EXERCISE REQUIREMENTS:
All of the lines below are to be printed again exactly; images are excluded from the output.

DATA FOR THE TASK:
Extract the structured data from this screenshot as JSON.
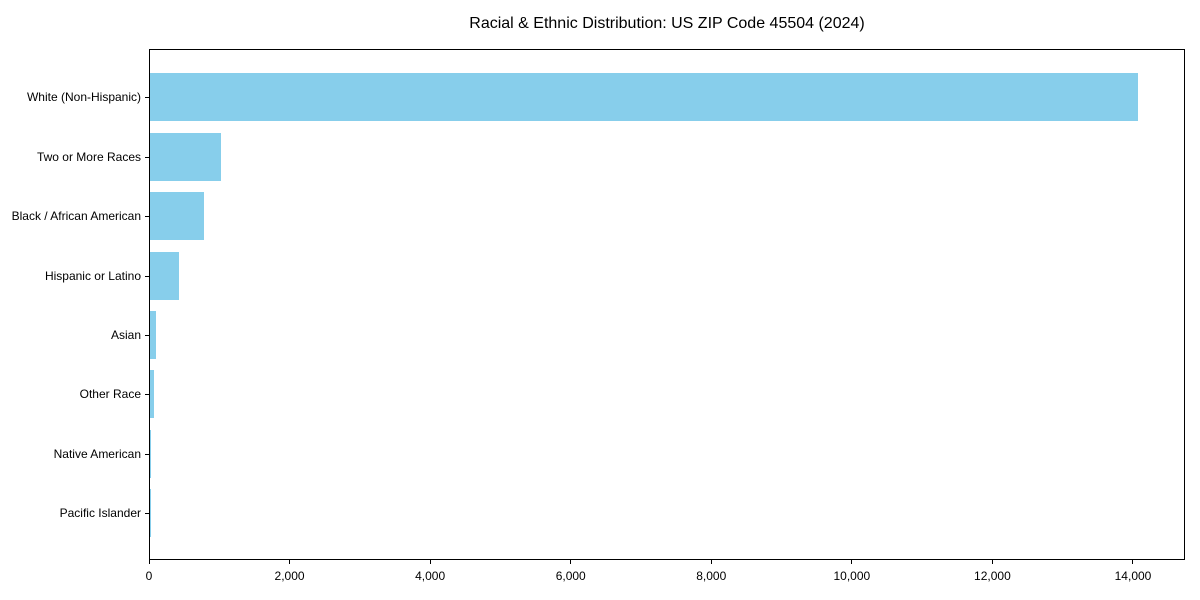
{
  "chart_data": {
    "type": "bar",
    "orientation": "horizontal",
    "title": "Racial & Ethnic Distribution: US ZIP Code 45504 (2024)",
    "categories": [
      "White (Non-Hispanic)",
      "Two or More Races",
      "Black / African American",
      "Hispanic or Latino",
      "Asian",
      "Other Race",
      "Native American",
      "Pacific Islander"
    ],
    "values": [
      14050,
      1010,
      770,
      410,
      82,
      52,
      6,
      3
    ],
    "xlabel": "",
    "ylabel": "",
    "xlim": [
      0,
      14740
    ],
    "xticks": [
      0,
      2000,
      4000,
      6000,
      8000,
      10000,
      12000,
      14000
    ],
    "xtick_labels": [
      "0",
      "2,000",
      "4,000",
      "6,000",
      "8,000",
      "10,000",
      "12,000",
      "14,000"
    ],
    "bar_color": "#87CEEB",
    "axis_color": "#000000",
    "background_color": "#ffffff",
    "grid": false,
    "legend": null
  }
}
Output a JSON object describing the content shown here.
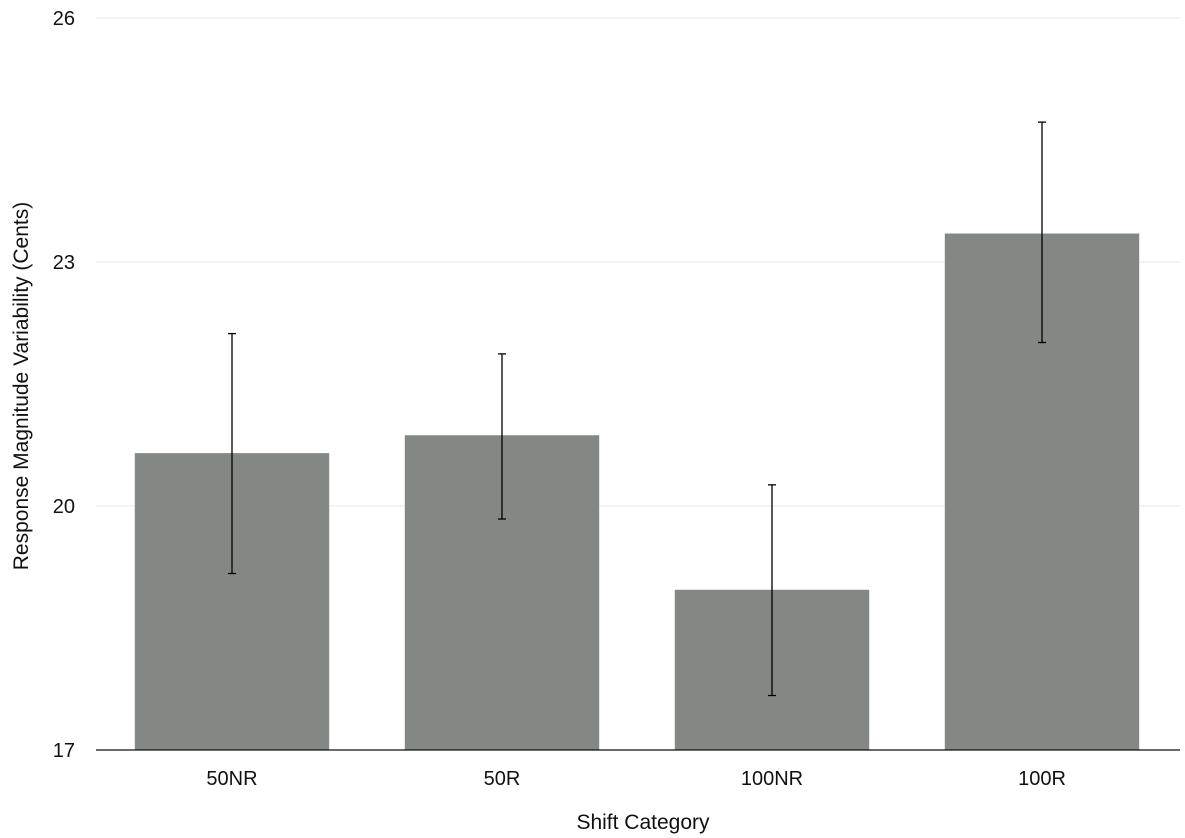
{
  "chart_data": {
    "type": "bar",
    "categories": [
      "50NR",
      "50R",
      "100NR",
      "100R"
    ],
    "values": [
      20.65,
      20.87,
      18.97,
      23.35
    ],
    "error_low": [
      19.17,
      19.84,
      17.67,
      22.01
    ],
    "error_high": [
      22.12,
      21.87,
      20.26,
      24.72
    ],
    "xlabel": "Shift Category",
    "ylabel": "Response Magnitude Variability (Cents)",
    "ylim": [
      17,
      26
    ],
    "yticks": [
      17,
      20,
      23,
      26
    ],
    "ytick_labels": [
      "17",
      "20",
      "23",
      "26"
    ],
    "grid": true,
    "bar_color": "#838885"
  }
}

RESULT OF THE EXERCISE:
Extract the structured data from this screenshot as JSON.
{
  "chart_data": {
    "type": "bar",
    "orientation": "horizontal",
    "title": "Racial & Ethnic Distribution: US ZIP Code 45504 (2024)",
    "categories": [
      "White (Non-Hispanic)",
      "Two or More Races",
      "Black / African American",
      "Hispanic or Latino",
      "Asian",
      "Other Race",
      "Native American",
      "Pacific Islander"
    ],
    "values": [
      14050,
      1010,
      770,
      410,
      82,
      52,
      6,
      3
    ],
    "xlabel": "",
    "ylabel": "",
    "xlim": [
      0,
      14740
    ],
    "xticks": [
      0,
      2000,
      4000,
      6000,
      8000,
      10000,
      12000,
      14000
    ],
    "xtick_labels": [
      "0",
      "2,000",
      "4,000",
      "6,000",
      "8,000",
      "10,000",
      "12,000",
      "14,000"
    ],
    "bar_color": "#87CEEB",
    "axis_color": "#000000",
    "background_color": "#ffffff",
    "grid": false,
    "legend": null
  }
}
Output a JSON object describing the content shown here.
{
  "chart_data": {
    "type": "bar",
    "categories": [
      "50NR",
      "50R",
      "100NR",
      "100R"
    ],
    "values": [
      20.65,
      20.87,
      18.97,
      23.35
    ],
    "error_low": [
      19.17,
      19.84,
      17.67,
      22.01
    ],
    "error_high": [
      22.12,
      21.87,
      20.26,
      24.72
    ],
    "xlabel": "Shift Category",
    "ylabel": "Response Magnitude Variability (Cents)",
    "ylim": [
      17,
      26
    ],
    "yticks": [
      17,
      20,
      23,
      26
    ],
    "ytick_labels": [
      "17",
      "20",
      "23",
      "26"
    ],
    "grid": true,
    "bar_color": "#838885"
  }
}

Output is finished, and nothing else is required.